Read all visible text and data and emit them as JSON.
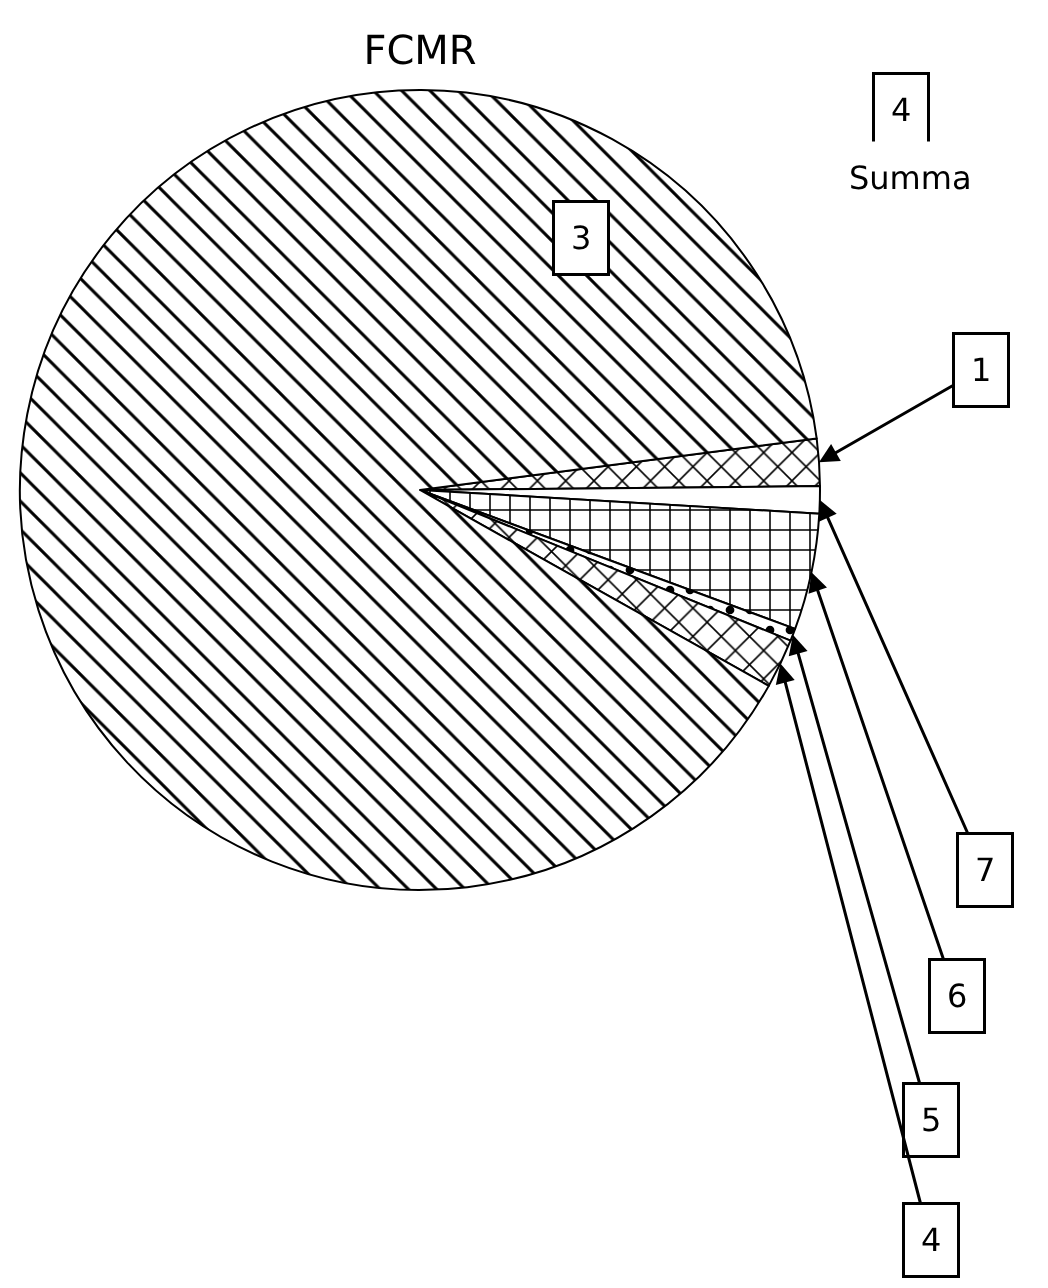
{
  "chart_data": {
    "type": "pie",
    "title": "FCMR",
    "categories": [
      "1",
      "7",
      "6",
      "5",
      "4",
      "3"
    ],
    "values": [
      1.9,
      1.1,
      4.7,
      0.5,
      2.0,
      89.8
    ],
    "annotations": [
      "4",
      "Summa"
    ]
  }
}
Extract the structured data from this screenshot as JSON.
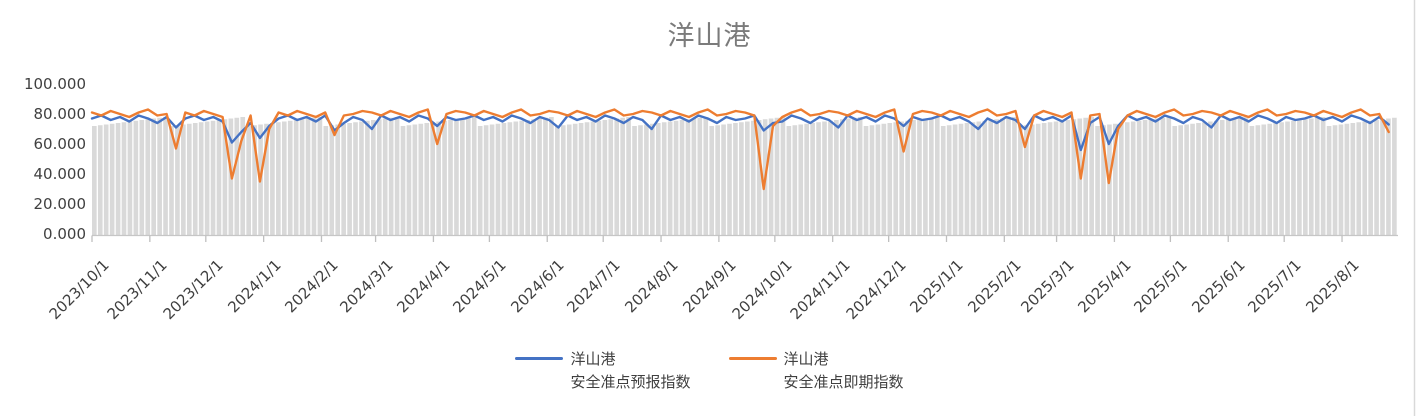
{
  "title": "洋山港",
  "legend": {
    "entries": [
      {
        "line1": "洋山港",
        "line2": "安全准点预报指数",
        "color": "#4472C4"
      },
      {
        "line1": "洋山港",
        "line2": "安全准点即期指数",
        "color": "#ED7D31"
      }
    ]
  },
  "colors": {
    "forecast_line": "#4472C4",
    "spot_line": "#ED7D31",
    "gray_bars": "#D9D9D9",
    "axis": "#C6C6C6",
    "tick": "#BFBFBF",
    "labels": "#404040",
    "title": "#7B7B7B",
    "right_border": "#D9D9D9"
  },
  "chart_data": {
    "type": "line",
    "title": "洋山港",
    "ylim": [
      0,
      100
    ],
    "y_ticks": [
      {
        "label": "100.000",
        "value": 100
      },
      {
        "label": "80.000",
        "value": 80
      },
      {
        "label": "60.000",
        "value": 60
      },
      {
        "label": "40.000",
        "value": 40
      },
      {
        "label": "20.000",
        "value": 20
      },
      {
        "label": "0.000",
        "value": 0
      }
    ],
    "x_ticks": [
      {
        "label": "2023/10/1",
        "day": 0
      },
      {
        "label": "2023/11/1",
        "day": 31
      },
      {
        "label": "2023/12/1",
        "day": 61
      },
      {
        "label": "2024/1/1",
        "day": 92
      },
      {
        "label": "2024/2/1",
        "day": 123
      },
      {
        "label": "2024/3/1",
        "day": 152
      },
      {
        "label": "2024/4/1",
        "day": 183
      },
      {
        "label": "2024/5/1",
        "day": 213
      },
      {
        "label": "2024/6/1",
        "day": 244
      },
      {
        "label": "2024/7/1",
        "day": 274
      },
      {
        "label": "2024/8/1",
        "day": 305
      },
      {
        "label": "2024/9/1",
        "day": 336
      },
      {
        "label": "2024/10/1",
        "day": 366
      },
      {
        "label": "2024/11/1",
        "day": 397
      },
      {
        "label": "2024/12/1",
        "day": 427
      },
      {
        "label": "2025/1/1",
        "day": 458
      },
      {
        "label": "2025/2/1",
        "day": 489
      },
      {
        "label": "2025/3/1",
        "day": 517
      },
      {
        "label": "2025/4/1",
        "day": 548
      },
      {
        "label": "2025/5/1",
        "day": 578
      },
      {
        "label": "2025/6/1",
        "day": 609
      },
      {
        "label": "2025/7/1",
        "day": 639
      },
      {
        "label": "2025/8/1",
        "day": 670
      }
    ],
    "span_days": 700,
    "sample_step_days": 5,
    "series": [
      {
        "name": "洋山港安全准点预报指数",
        "color": "#4472C4",
        "values": [
          77,
          79,
          76,
          78,
          75,
          79,
          77,
          74,
          78,
          71,
          77,
          79,
          76,
          78,
          75,
          61,
          68,
          74,
          64,
          72,
          77,
          79,
          76,
          78,
          75,
          79,
          69,
          74,
          78,
          76,
          70,
          79,
          76,
          78,
          75,
          79,
          77,
          72,
          78,
          76,
          77,
          79,
          76,
          78,
          75,
          79,
          77,
          74,
          78,
          76,
          71,
          79,
          76,
          78,
          75,
          79,
          77,
          74,
          78,
          76,
          70,
          79,
          76,
          78,
          75,
          79,
          77,
          74,
          78,
          76,
          77,
          79,
          69,
          74,
          75,
          79,
          77,
          74,
          78,
          76,
          71,
          79,
          76,
          78,
          75,
          79,
          77,
          72,
          78,
          76,
          77,
          79,
          76,
          78,
          75,
          70,
          77,
          74,
          78,
          76,
          70,
          79,
          76,
          78,
          75,
          79,
          56,
          74,
          78,
          60,
          72,
          79,
          76,
          78,
          75,
          79,
          77,
          74,
          78,
          76,
          71,
          79,
          76,
          78,
          75,
          79,
          77,
          74,
          78,
          76,
          77,
          79,
          76,
          78,
          75,
          79,
          77,
          74,
          78,
          73
        ]
      },
      {
        "name": "洋山港安全准点即期指数",
        "color": "#ED7D31",
        "values": [
          81,
          79,
          82,
          80,
          78,
          81,
          83,
          79,
          80,
          57,
          81,
          79,
          82,
          80,
          78,
          37,
          62,
          79,
          35,
          70,
          81,
          79,
          82,
          80,
          78,
          81,
          66,
          79,
          80,
          82,
          81,
          79,
          82,
          80,
          78,
          81,
          83,
          60,
          80,
          82,
          81,
          79,
          82,
          80,
          78,
          81,
          83,
          79,
          80,
          82,
          81,
          79,
          82,
          80,
          78,
          81,
          83,
          79,
          80,
          82,
          81,
          79,
          82,
          80,
          78,
          81,
          83,
          79,
          80,
          82,
          81,
          79,
          30,
          72,
          78,
          81,
          83,
          79,
          80,
          82,
          81,
          79,
          82,
          80,
          78,
          81,
          83,
          55,
          80,
          82,
          81,
          79,
          82,
          80,
          78,
          81,
          83,
          79,
          80,
          82,
          58,
          79,
          82,
          80,
          78,
          81,
          37,
          79,
          80,
          34,
          70,
          79,
          82,
          80,
          78,
          81,
          83,
          79,
          80,
          82,
          81,
          79,
          82,
          80,
          78,
          81,
          83,
          79,
          80,
          82,
          81,
          79,
          82,
          80,
          78,
          81,
          83,
          79,
          80,
          68
        ]
      }
    ],
    "gray_bars": {
      "type": "column",
      "count": 220,
      "value_min": 72,
      "value_max": 78,
      "color": "#D9D9D9"
    }
  }
}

==================================================

Locate all lines holding the word "name", then copy them out.

TASK RESPONSE =>
        "name": "洋山港安全准点预报指数",
        "name": "洋山港安全准点即期指数",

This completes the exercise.